Exercise: In the material below, find each line holding the string "myapplication" and copy it.
**** Records shown
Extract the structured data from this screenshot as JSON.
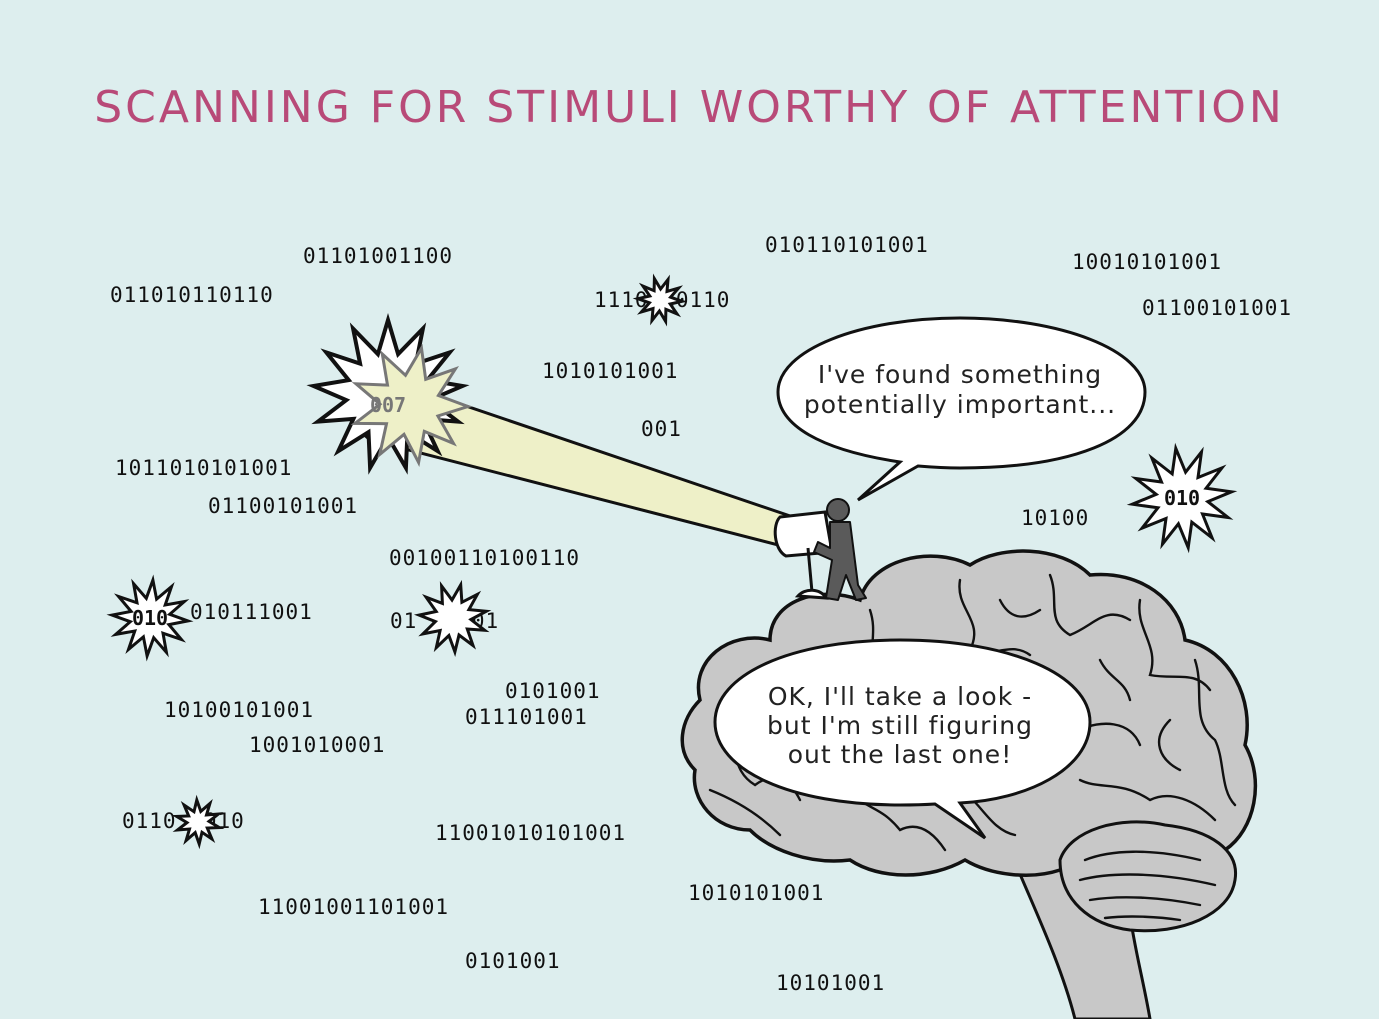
{
  "title": "SCANNING FOR STIMULI WORTHY OF ATTENTION",
  "colors": {
    "background": "#ddeeee",
    "title": "#b84a78",
    "brain": "#c8c8c8",
    "beam": "#eef0c8",
    "person": "#5a5a5a"
  },
  "binary_strings": [
    "01101001100",
    "011010110110",
    "010110101001",
    "10010101001",
    "01100101001",
    "1110  10110",
    "1010101001",
    "001",
    "1011010101001",
    "01100101001",
    "10100",
    "00100110100110",
    "010111001",
    "01  01  01",
    "0101001",
    "10100101001",
    "011101001",
    "1001010001",
    "0110   1010",
    "11001010101001",
    "1010101001",
    "11001001101001",
    "0101001",
    "10101001"
  ],
  "burst_labels": [
    "007",
    "010",
    "010"
  ],
  "icons": [
    "spotlight-icon",
    "person-icon",
    "brain-icon",
    "starburst-icon"
  ],
  "bubbles": {
    "top": {
      "lines": [
        "I've found something",
        "potentially important..."
      ]
    },
    "bottom": {
      "lines": [
        "OK, I'll take a look -",
        "but I'm still figuring",
        "out the last one!"
      ]
    }
  }
}
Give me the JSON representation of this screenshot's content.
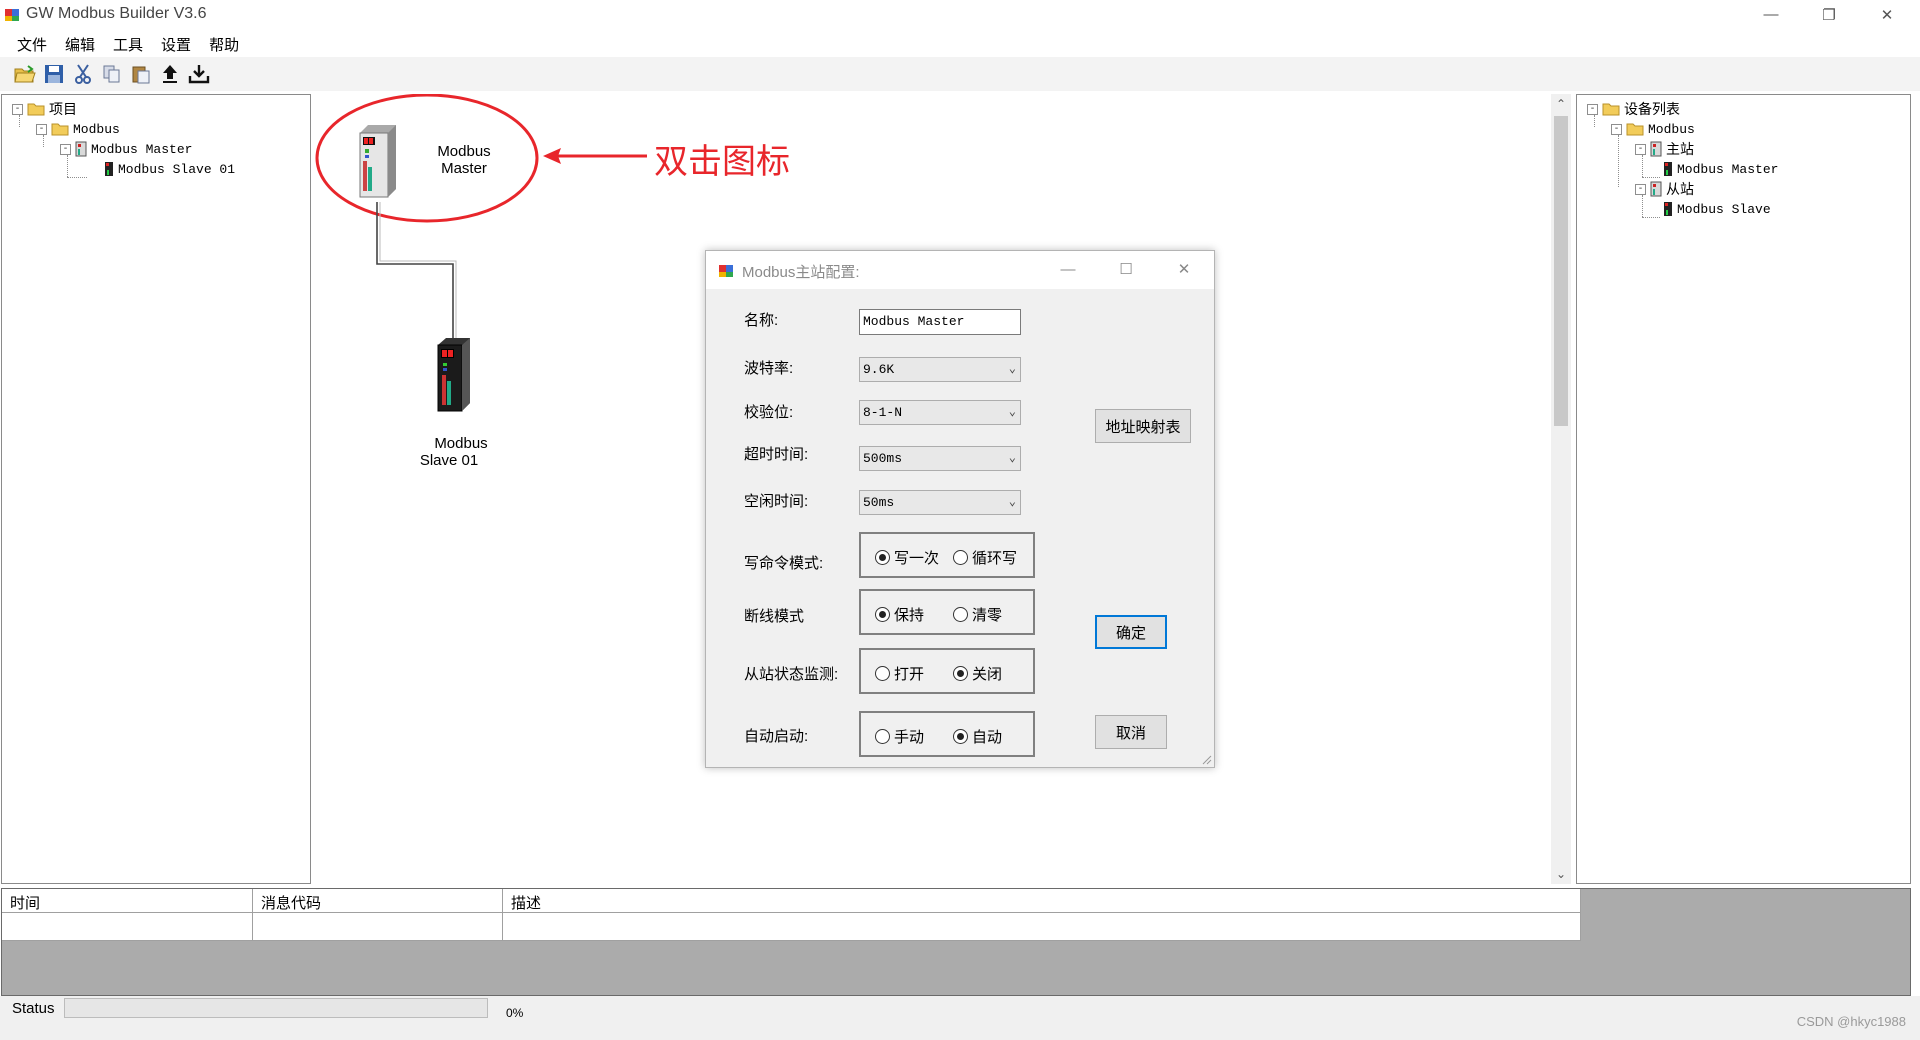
{
  "window": {
    "title": "GW Modbus Builder V3.6"
  },
  "menu": [
    "文件",
    "编辑",
    "工具",
    "设置",
    "帮助"
  ],
  "toolbar": [
    "open-icon",
    "save-icon",
    "cut-icon",
    "copy-icon",
    "paste-icon",
    "upload-icon",
    "download-icon"
  ],
  "left_tree": {
    "root": "项目",
    "modbus": "Modbus",
    "master": "Modbus Master",
    "slave": "Modbus Slave  01"
  },
  "right_tree": {
    "root": "设备列表",
    "modbus": "Modbus",
    "master_group": "主站",
    "master": "Modbus Master",
    "slave_group": "从站",
    "slave": "Modbus Slave"
  },
  "canvas": {
    "master_label_line1": "Modbus",
    "master_label_line2": "Master",
    "slave_label_line1": "Modbus",
    "slave_label_line2": "Slave  01",
    "annotation": "双击图标",
    "annotation_color": "#e8262b"
  },
  "dialog": {
    "title": "Modbus主站配置:",
    "name_label": "名称:",
    "name_value": "Modbus Master",
    "baud_label": "波特率:",
    "baud_value": "9.6K",
    "parity_label": "校验位:",
    "parity_value": "8-1-N",
    "timeout_label": "超时时间:",
    "timeout_value": "500ms",
    "idle_label": "空闲时间:",
    "idle_value": "50ms",
    "write_mode_label": "写命令模式:",
    "write_mode_options": [
      "写一次",
      "循环写"
    ],
    "write_mode_selected": "写一次",
    "disconnect_label": "断线模式",
    "disconnect_options": [
      "保持",
      "清零"
    ],
    "disconnect_selected": "保持",
    "monitor_label": "从站状态监测:",
    "monitor_options": [
      "打开",
      "关闭"
    ],
    "monitor_selected": "关闭",
    "autostart_label": "自动启动:",
    "autostart_options": [
      "手动",
      "自动"
    ],
    "autostart_selected": "自动",
    "address_map_button": "地址映射表",
    "ok_button": "确定",
    "cancel_button": "取消"
  },
  "log": {
    "columns": [
      "时间",
      "消息代码",
      "描述"
    ]
  },
  "status": {
    "label": "Status",
    "progress_fraction": 0,
    "percent": "0%",
    "watermark": "CSDN @hkyc1988"
  }
}
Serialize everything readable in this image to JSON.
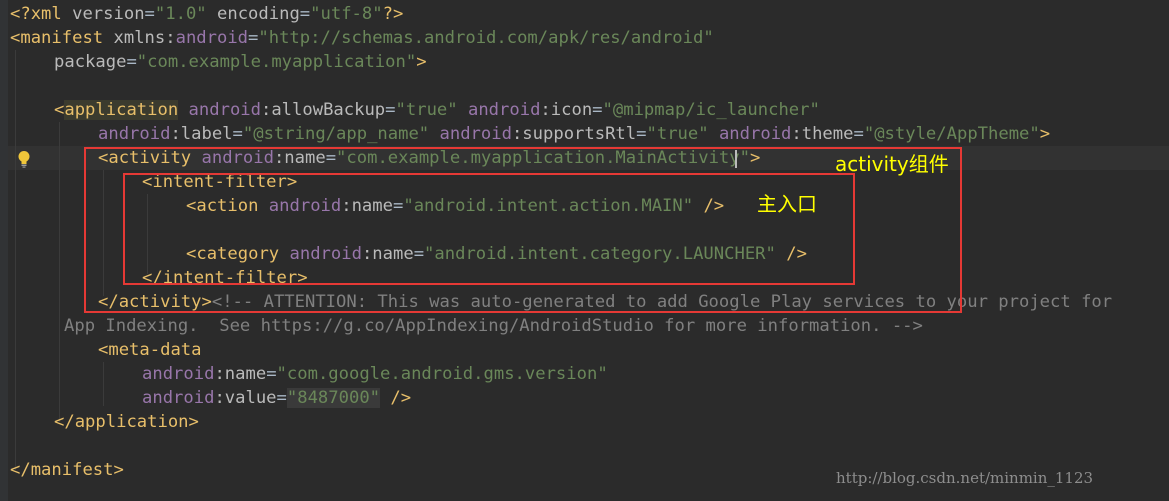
{
  "editor": {
    "lines": [
      {
        "id": "xml-decl",
        "tokens": [
          {
            "t": "punc",
            "v": "<?"
          },
          {
            "t": "tag",
            "v": "xml "
          },
          {
            "t": "attr",
            "v": "version"
          },
          {
            "t": "eq",
            "v": "="
          },
          {
            "t": "str",
            "v": "\"1.0\""
          },
          {
            "t": "attr",
            "v": " encoding"
          },
          {
            "t": "eq",
            "v": "="
          },
          {
            "t": "str",
            "v": "\"utf-8\""
          },
          {
            "t": "punc",
            "v": "?>"
          }
        ]
      },
      {
        "id": "manifest-open",
        "tokens": [
          {
            "t": "punc",
            "v": "<"
          },
          {
            "t": "tag",
            "v": "manifest "
          },
          {
            "t": "attr",
            "v": "xmlns:"
          },
          {
            "t": "ns",
            "v": "android"
          },
          {
            "t": "eq",
            "v": "="
          },
          {
            "t": "str",
            "v": "\"http://schemas.android.com/apk/res/android\""
          }
        ]
      },
      {
        "id": "package-attr",
        "tokens": [
          {
            "t": "attr",
            "v": "package"
          },
          {
            "t": "eq",
            "v": "="
          },
          {
            "t": "str",
            "v": "\"com.example.myapplication\""
          },
          {
            "t": "punc",
            "v": ">"
          }
        ]
      },
      {
        "id": "blank-1",
        "tokens": []
      },
      {
        "id": "application-open",
        "tokens": [
          {
            "t": "punc",
            "v": "<"
          },
          {
            "t": "tag",
            "v": "application",
            "hl": "app"
          },
          {
            "t": "eq",
            "v": " "
          },
          {
            "t": "ns",
            "v": "android"
          },
          {
            "t": "attr",
            "v": ":allowBackup"
          },
          {
            "t": "eq",
            "v": "="
          },
          {
            "t": "str",
            "v": "\"true\""
          },
          {
            "t": "eq",
            "v": " "
          },
          {
            "t": "ns",
            "v": "android"
          },
          {
            "t": "attr",
            "v": ":icon"
          },
          {
            "t": "eq",
            "v": "="
          },
          {
            "t": "str",
            "v": "\"@mipmap/ic_launcher\""
          }
        ]
      },
      {
        "id": "application-attrs",
        "tokens": [
          {
            "t": "ns",
            "v": "android"
          },
          {
            "t": "attr",
            "v": ":label"
          },
          {
            "t": "eq",
            "v": "="
          },
          {
            "t": "str",
            "v": "\"@string/app_name\""
          },
          {
            "t": "eq",
            "v": " "
          },
          {
            "t": "ns",
            "v": "android"
          },
          {
            "t": "attr",
            "v": ":supportsRtl"
          },
          {
            "t": "eq",
            "v": "="
          },
          {
            "t": "str",
            "v": "\"true\""
          },
          {
            "t": "eq",
            "v": " "
          },
          {
            "t": "ns",
            "v": "android"
          },
          {
            "t": "attr",
            "v": ":theme"
          },
          {
            "t": "eq",
            "v": "="
          },
          {
            "t": "str",
            "v": "\"@style/AppTheme\""
          },
          {
            "t": "punc",
            "v": ">"
          }
        ]
      },
      {
        "id": "activity-open",
        "tokens": [
          {
            "t": "punc",
            "v": "<"
          },
          {
            "t": "tag",
            "v": "activity "
          },
          {
            "t": "ns",
            "v": "android"
          },
          {
            "t": "attr",
            "v": ":name"
          },
          {
            "t": "eq",
            "v": "="
          },
          {
            "t": "str",
            "v": "\"com.example.myapplication.MainActivity\""
          },
          {
            "t": "punc",
            "v": ">"
          }
        ]
      },
      {
        "id": "intent-filter-open",
        "tokens": [
          {
            "t": "punc",
            "v": "<"
          },
          {
            "t": "tag",
            "v": "intent-filter"
          },
          {
            "t": "punc",
            "v": ">"
          }
        ]
      },
      {
        "id": "action-main",
        "tokens": [
          {
            "t": "punc",
            "v": "<"
          },
          {
            "t": "tag",
            "v": "action "
          },
          {
            "t": "ns",
            "v": "android"
          },
          {
            "t": "attr",
            "v": ":name"
          },
          {
            "t": "eq",
            "v": "="
          },
          {
            "t": "str",
            "v": "\"android.intent.action.MAIN\""
          },
          {
            "t": "punc",
            "v": " />"
          }
        ]
      },
      {
        "id": "blank-2",
        "tokens": []
      },
      {
        "id": "category-launcher",
        "tokens": [
          {
            "t": "punc",
            "v": "<"
          },
          {
            "t": "tag",
            "v": "category "
          },
          {
            "t": "ns",
            "v": "android"
          },
          {
            "t": "attr",
            "v": ":name"
          },
          {
            "t": "eq",
            "v": "="
          },
          {
            "t": "str",
            "v": "\"android.intent.category.LAUNCHER\""
          },
          {
            "t": "punc",
            "v": " />"
          }
        ]
      },
      {
        "id": "intent-filter-close",
        "tokens": [
          {
            "t": "punc",
            "v": "</"
          },
          {
            "t": "tag",
            "v": "intent-filter"
          },
          {
            "t": "punc",
            "v": ">"
          }
        ]
      },
      {
        "id": "activity-close",
        "tokens": [
          {
            "t": "punc",
            "v": "</"
          },
          {
            "t": "tag",
            "v": "activity"
          },
          {
            "t": "punc",
            "v": ">"
          },
          {
            "t": "cmt",
            "v": "<!-- ATTENTION: This was auto-generated to add Google Play services to your project for"
          }
        ]
      },
      {
        "id": "comment-cont",
        "tokens": [
          {
            "t": "cmt",
            "v": "App Indexing.  See https://g.co/AppIndexing/AndroidStudio for more information. -->"
          }
        ]
      },
      {
        "id": "meta-data-open",
        "tokens": [
          {
            "t": "punc",
            "v": "<"
          },
          {
            "t": "tag",
            "v": "meta-data"
          }
        ]
      },
      {
        "id": "meta-name",
        "tokens": [
          {
            "t": "ns",
            "v": "android"
          },
          {
            "t": "attr",
            "v": ":name"
          },
          {
            "t": "eq",
            "v": "="
          },
          {
            "t": "str",
            "v": "\"com.google.android.gms.version\""
          }
        ]
      },
      {
        "id": "meta-value",
        "tokens": [
          {
            "t": "ns",
            "v": "android"
          },
          {
            "t": "attr",
            "v": ":value"
          },
          {
            "t": "eq",
            "v": "="
          },
          {
            "t": "str",
            "v": "\"8487000\"",
            "hl": "val"
          },
          {
            "t": "punc",
            "v": " />"
          }
        ]
      },
      {
        "id": "application-close",
        "tokens": [
          {
            "t": "punc",
            "v": "</"
          },
          {
            "t": "tag",
            "v": "application"
          },
          {
            "t": "punc",
            "v": ">"
          }
        ]
      },
      {
        "id": "blank-3",
        "tokens": []
      },
      {
        "id": "manifest-close",
        "tokens": [
          {
            "t": "punc",
            "v": "</"
          },
          {
            "t": "tag",
            "v": "manifest"
          },
          {
            "t": "punc",
            "v": ">"
          }
        ]
      }
    ]
  },
  "annotations": {
    "activity_label": "activity组件",
    "main_entry_label": "主入口"
  },
  "watermark": "http://blog.csdn.net/minmin_1123",
  "colors": {
    "background": "#2b2b2b",
    "tag": "#e8bf6a",
    "namespace": "#9876aa",
    "string": "#6a8759",
    "comment": "#808080",
    "annotation_box": "#e53935",
    "annotation_text": "#ffff00"
  },
  "icons": {
    "intention_bulb": "lightbulb-icon"
  }
}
********
Task output:
            "v": "\"com.example.myapplication\""
            "v": "\"com.example.myapplication.MainActivity\""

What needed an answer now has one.